(Saved entries)
_ _ _ _ _ _ _
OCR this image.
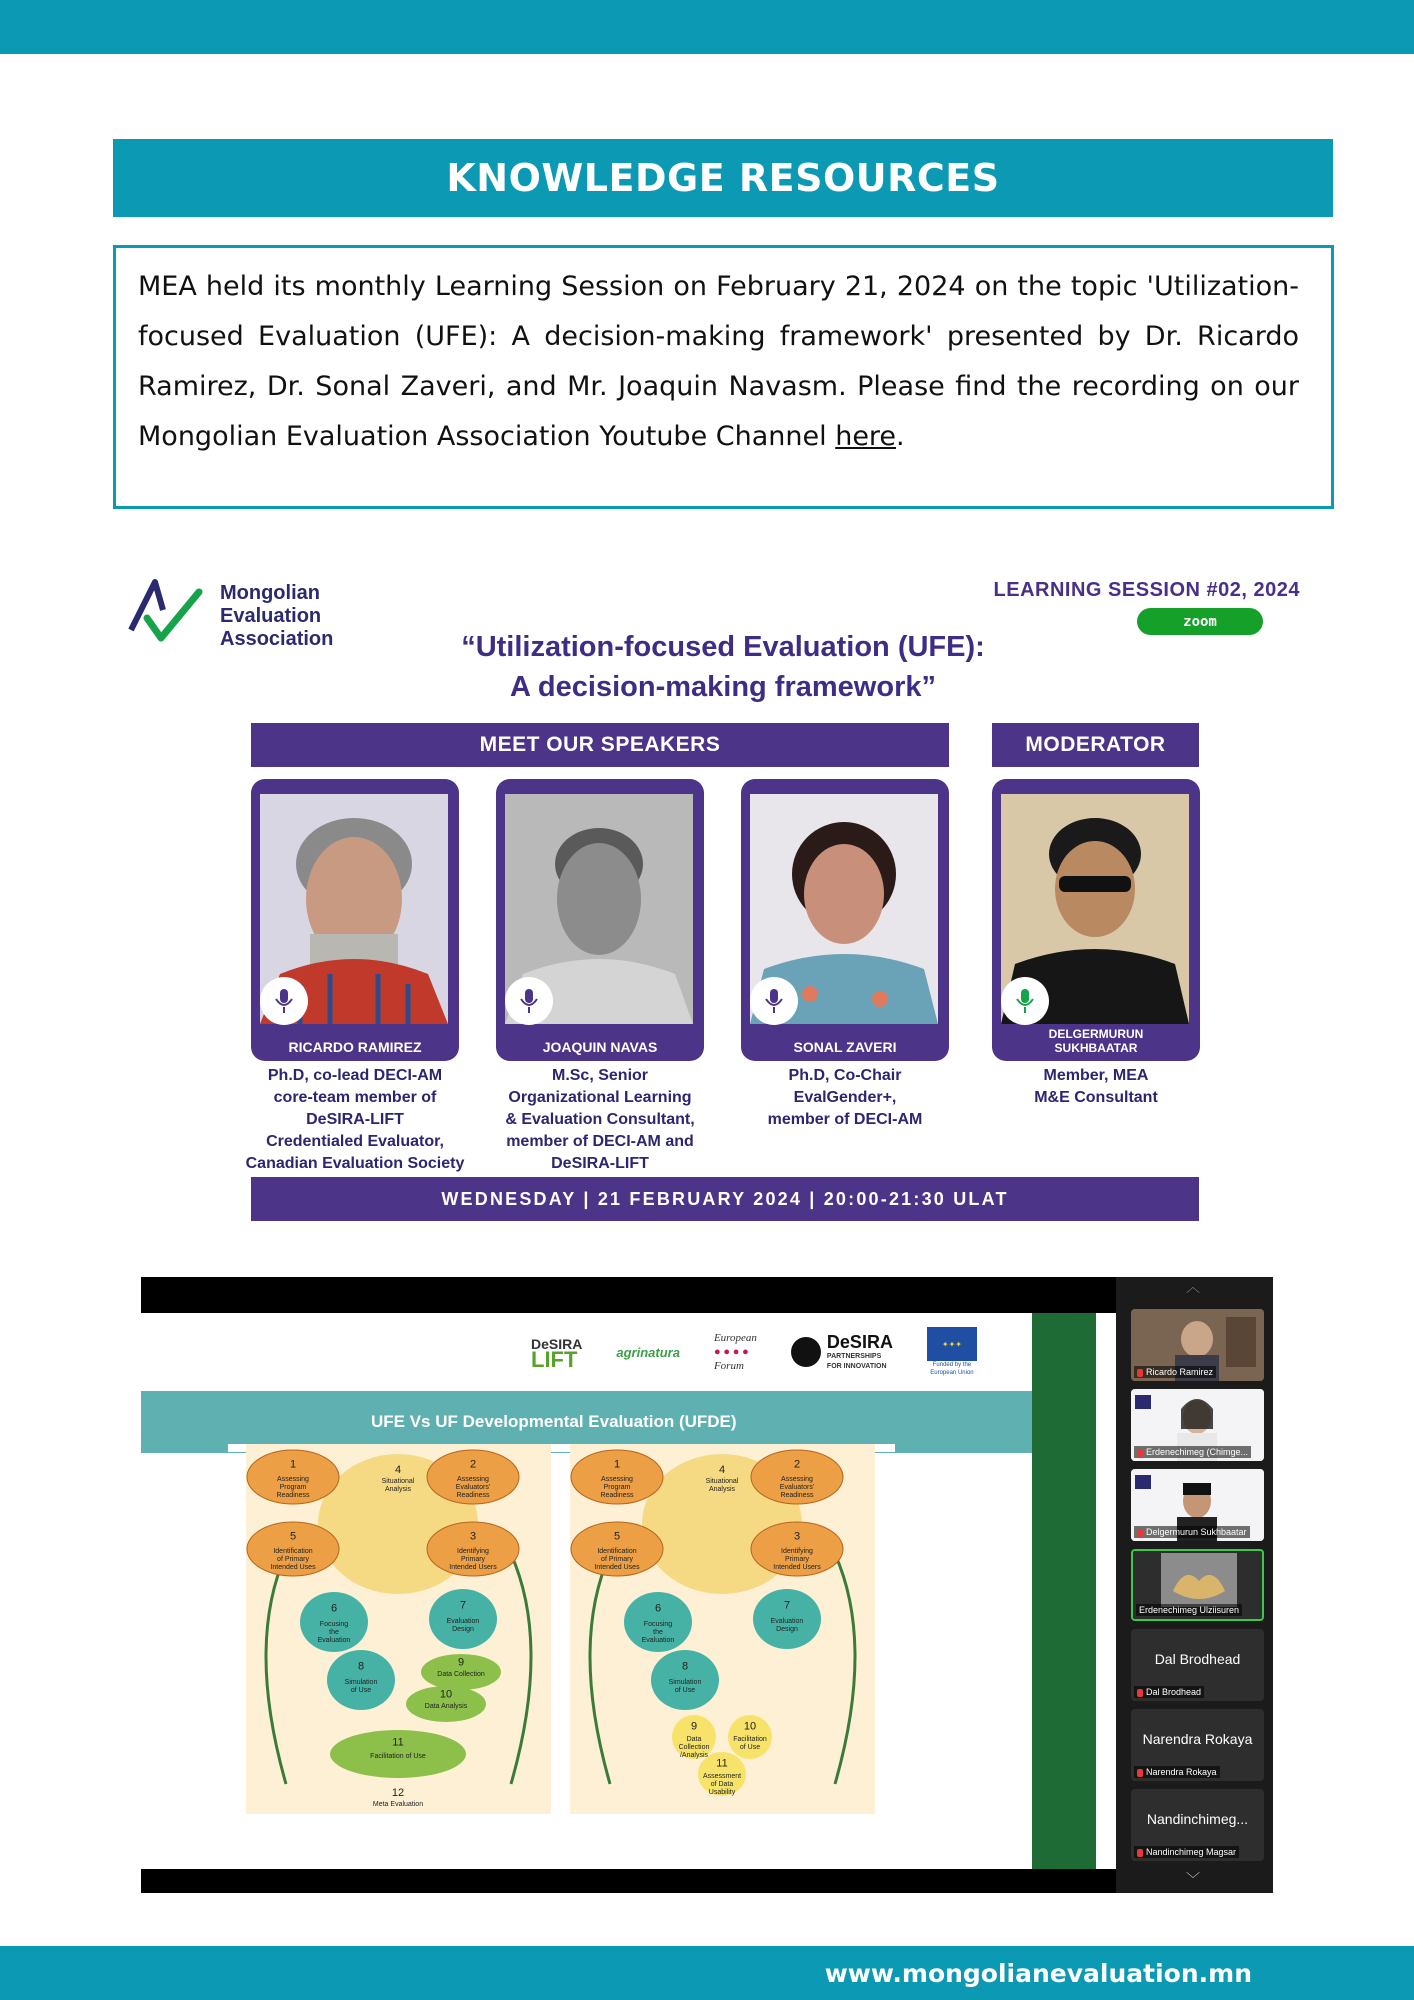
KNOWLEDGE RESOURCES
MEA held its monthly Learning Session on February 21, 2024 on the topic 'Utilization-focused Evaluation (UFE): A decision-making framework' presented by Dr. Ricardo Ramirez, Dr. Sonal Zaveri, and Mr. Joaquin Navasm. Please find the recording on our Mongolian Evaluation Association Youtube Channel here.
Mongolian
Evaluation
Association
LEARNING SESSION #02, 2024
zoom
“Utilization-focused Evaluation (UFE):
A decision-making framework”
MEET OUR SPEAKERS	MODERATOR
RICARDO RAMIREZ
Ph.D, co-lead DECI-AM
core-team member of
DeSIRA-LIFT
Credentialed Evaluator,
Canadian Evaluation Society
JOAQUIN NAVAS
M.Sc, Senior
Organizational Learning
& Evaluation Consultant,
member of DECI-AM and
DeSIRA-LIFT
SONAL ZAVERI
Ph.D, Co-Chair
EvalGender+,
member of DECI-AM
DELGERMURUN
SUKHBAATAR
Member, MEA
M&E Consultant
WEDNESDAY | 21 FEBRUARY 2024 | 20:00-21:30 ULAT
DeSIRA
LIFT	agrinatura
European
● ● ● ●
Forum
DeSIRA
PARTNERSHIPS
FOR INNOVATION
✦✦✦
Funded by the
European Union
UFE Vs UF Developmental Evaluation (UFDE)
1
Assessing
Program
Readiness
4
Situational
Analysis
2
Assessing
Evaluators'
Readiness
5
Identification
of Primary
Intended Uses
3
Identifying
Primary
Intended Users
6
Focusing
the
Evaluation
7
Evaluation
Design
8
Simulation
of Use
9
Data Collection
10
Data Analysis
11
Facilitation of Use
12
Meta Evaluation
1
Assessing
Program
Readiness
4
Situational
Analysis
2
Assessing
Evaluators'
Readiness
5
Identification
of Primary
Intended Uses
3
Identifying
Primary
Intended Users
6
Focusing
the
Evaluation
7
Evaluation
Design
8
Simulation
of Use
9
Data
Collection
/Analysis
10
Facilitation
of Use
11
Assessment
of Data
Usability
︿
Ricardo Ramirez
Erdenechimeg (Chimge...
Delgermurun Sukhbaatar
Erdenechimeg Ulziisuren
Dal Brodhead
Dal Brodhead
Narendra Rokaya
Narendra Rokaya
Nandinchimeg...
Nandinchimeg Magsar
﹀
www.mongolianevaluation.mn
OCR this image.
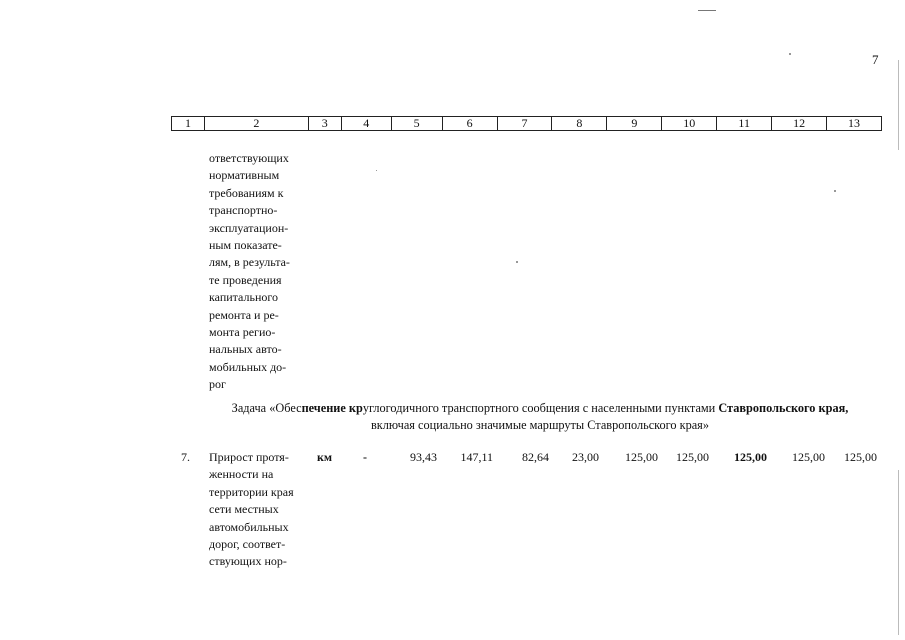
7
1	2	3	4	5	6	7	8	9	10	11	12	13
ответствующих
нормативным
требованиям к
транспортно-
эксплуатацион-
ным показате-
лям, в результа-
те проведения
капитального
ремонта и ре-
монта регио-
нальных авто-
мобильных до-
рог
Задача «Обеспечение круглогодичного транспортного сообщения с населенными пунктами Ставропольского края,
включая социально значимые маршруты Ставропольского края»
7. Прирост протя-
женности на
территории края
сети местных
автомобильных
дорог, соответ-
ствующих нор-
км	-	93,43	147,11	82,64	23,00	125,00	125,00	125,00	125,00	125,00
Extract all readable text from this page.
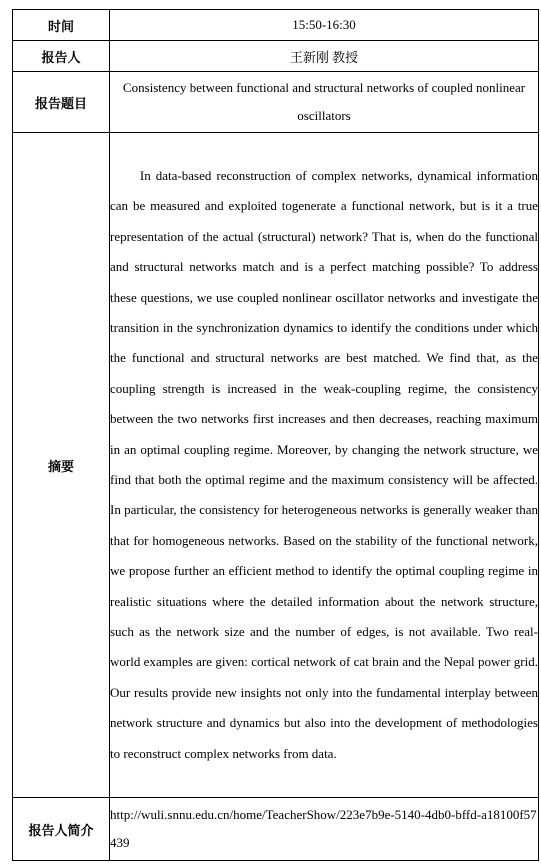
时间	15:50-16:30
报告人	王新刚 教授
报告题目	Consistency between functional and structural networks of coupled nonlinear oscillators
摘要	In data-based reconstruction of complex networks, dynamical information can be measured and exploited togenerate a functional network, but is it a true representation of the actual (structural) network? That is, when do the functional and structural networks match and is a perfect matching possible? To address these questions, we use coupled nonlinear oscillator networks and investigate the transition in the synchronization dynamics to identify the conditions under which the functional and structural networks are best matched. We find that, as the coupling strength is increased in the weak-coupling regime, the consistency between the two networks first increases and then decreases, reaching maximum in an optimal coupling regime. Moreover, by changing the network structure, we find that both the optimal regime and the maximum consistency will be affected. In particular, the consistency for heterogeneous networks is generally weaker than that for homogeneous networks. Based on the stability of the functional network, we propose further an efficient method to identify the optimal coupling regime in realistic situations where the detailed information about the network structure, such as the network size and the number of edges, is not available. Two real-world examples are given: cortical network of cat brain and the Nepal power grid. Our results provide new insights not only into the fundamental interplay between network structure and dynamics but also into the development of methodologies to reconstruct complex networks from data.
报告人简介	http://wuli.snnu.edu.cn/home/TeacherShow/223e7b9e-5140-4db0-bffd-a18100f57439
_ _ _ _ _ _ _
Given exercise -> Quote all of the entries word for word, omitting any pictures.

Answer for this exercise ->
OCR this image.
KNOWLEDGE RESOURCES
MEA held its monthly Learning Session on February 21, 2024 on the topic 'Utilization-focused Evaluation (UFE): A decision-making framework' presented by Dr. Ricardo Ramirez, Dr. Sonal Zaveri, and Mr. Joaquin Navasm. Please find the recording on our Mongolian Evaluation Association Youtube Channel here.
Mongolian
Evaluation
Association
LEARNING SESSION #02, 2024
zoom
“Utilization-focused Evaluation (UFE):
A decision-making framework”
MEET OUR SPEAKERS	MODERATOR
RICARDO RAMIREZ
Ph.D, co-lead DECI-AM
core-team member of
DeSIRA-LIFT
Credentialed Evaluator,
Canadian Evaluation Society
JOAQUIN NAVAS
M.Sc, Senior
Organizational Learning
& Evaluation Consultant,
member of DECI-AM and
DeSIRA-LIFT
SONAL ZAVERI
Ph.D, Co-Chair
EvalGender+,
member of DECI-AM
DELGERMURUN
SUKHBAATAR
Member, MEA
M&E Consultant
WEDNESDAY | 21 FEBRUARY 2024 | 20:00-21:30 ULAT
DeSIRA
LIFT	agrinatura
European
● ● ● ●
Forum
DeSIRA
PARTNERSHIPS
FOR INNOVATION
✦✦✦
Funded by the
European Union
UFE Vs UF Developmental Evaluation (UFDE)
1
Assessing
Program
Readiness
4
Situational
Analysis
2
Assessing
Evaluators'
Readiness
5
Identification
of Primary
Intended Uses
3
Identifying
Primary
Intended Users
6
Focusing
the
Evaluation
7
Evaluation
Design
8
Simulation
of Use
9
Data Collection
10
Data Analysis
11
Facilitation of Use
12
Meta Evaluation
1
Assessing
Program
Readiness
4
Situational
Analysis
2
Assessing
Evaluators'
Readiness
5
Identification
of Primary
Intended Uses
3
Identifying
Primary
Intended Users
6
Focusing
the
Evaluation
7
Evaluation
Design
8
Simulation
of Use
9
Data
Collection
/Analysis
10
Facilitation
of Use
11
Assessment
of Data
Usability
︿
Ricardo Ramirez
Erdenechimeg (Chimge...
Delgermurun Sukhbaatar
Erdenechimeg Ulziisuren
Dal Brodhead
Dal Brodhead
Narendra Rokaya
Narendra Rokaya
Nandinchimeg...
Nandinchimeg Magsar
﹀
www.mongolianevaluation.mn
OCR this image.
7
1	2	3	4	5	6	7	8	9	10	11	12	13
ответствующих
нормативным
требованиям к
транспортно-
эксплуатацион-
ным показате-
лям, в результа-
те проведения
капитального
ремонта и ре-
монта регио-
нальных авто-
мобильных до-
рог
Задача «Обеспечение круглогодичного транспортного сообщения с населенными пунктами Ставропольского края,
включая социально значимые маршруты Ставропольского края»
7. Прирост протя-
женности на
территории края
сети местных
автомобильных
дорог, соответ-
ствующих нор-
км	-	93,43	147,11	82,64	23,00	125,00	125,00	125,00	125,00	125,00
Extract all readable text from this page.
时间	15:50-16:30
报告人	王新刚 教授
报告题目	Consistency between functional and structural networks of coupled nonlinear oscillators
摘要	In data-based reconstruction of complex networks, dynamical information can be measured and exploited togenerate a functional network, but is it a true representation of the actual (structural) network? That is, when do the functional and structural networks match and is a perfect matching possible? To address these questions, we use coupled nonlinear oscillator networks and investigate the transition in the synchronization dynamics to identify the conditions under which the functional and structural networks are best matched. We find that, as the coupling strength is increased in the weak-coupling regime, the consistency between the two networks first increases and then decreases, reaching maximum in an optimal coupling regime. Moreover, by changing the network structure, we find that both the optimal regime and the maximum consistency will be affected. In particular, the consistency for heterogeneous networks is generally weaker than that for homogeneous networks. Based on the stability of the functional network, we propose further an efficient method to identify the optimal coupling regime in realistic situations where the detailed information about the network structure, such as the network size and the number of edges, is not available. Two real-world examples are given: cortical network of cat brain and the Nepal power grid. Our results provide new insights not only into the fundamental interplay between network structure and dynamics but also into the development of methodologies to reconstruct complex networks from data.
报告人简介	http://wuli.snnu.edu.cn/home/TeacherShow/223e7b9e-5140-4db0-bffd-a18100f57439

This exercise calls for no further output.